> _Problem description_
Give the number of lines in this listing that contain "diesem", with no other words.

──────── Dataset entries ────────

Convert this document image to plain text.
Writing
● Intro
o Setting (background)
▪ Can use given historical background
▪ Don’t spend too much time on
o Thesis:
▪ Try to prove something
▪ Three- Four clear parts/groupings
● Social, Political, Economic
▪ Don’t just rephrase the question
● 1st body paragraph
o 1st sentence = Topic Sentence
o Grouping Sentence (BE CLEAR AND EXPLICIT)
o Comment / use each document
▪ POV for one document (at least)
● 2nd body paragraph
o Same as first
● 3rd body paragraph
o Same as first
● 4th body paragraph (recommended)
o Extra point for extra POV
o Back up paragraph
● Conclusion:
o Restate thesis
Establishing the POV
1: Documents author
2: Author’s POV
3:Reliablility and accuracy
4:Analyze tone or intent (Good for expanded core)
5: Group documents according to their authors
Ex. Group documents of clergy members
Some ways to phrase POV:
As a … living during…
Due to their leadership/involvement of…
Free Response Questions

────────
──────── Dataset entries ────────

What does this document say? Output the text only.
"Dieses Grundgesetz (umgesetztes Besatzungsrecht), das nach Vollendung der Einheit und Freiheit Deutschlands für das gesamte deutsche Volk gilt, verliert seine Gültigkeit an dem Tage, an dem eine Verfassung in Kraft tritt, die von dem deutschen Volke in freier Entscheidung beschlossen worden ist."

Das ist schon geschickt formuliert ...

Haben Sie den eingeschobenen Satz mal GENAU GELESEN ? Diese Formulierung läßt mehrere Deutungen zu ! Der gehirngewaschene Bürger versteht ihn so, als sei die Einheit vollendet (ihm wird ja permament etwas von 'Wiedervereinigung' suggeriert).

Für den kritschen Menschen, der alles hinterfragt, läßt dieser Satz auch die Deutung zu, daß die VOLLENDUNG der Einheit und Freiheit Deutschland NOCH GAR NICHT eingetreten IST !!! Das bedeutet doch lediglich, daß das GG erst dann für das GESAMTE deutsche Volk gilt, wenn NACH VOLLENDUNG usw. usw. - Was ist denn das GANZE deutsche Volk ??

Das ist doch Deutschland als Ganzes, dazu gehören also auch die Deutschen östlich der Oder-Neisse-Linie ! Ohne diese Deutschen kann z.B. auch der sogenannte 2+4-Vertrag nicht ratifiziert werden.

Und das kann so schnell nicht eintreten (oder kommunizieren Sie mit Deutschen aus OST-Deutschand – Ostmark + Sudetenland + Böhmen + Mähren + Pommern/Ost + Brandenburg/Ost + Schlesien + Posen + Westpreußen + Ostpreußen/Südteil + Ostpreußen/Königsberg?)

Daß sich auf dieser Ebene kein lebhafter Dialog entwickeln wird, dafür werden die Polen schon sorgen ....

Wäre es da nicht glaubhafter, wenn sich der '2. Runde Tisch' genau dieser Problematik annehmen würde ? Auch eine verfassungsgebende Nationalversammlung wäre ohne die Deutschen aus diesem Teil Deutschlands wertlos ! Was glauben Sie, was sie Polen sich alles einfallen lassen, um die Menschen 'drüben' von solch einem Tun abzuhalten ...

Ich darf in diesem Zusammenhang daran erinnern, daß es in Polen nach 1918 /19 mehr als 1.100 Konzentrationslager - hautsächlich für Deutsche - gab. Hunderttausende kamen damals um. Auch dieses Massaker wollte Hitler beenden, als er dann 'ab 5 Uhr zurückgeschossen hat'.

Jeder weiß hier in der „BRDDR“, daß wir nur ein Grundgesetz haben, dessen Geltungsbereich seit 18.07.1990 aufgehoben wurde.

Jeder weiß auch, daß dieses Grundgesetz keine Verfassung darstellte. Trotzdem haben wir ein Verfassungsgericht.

────────

> _Exercise answer_
2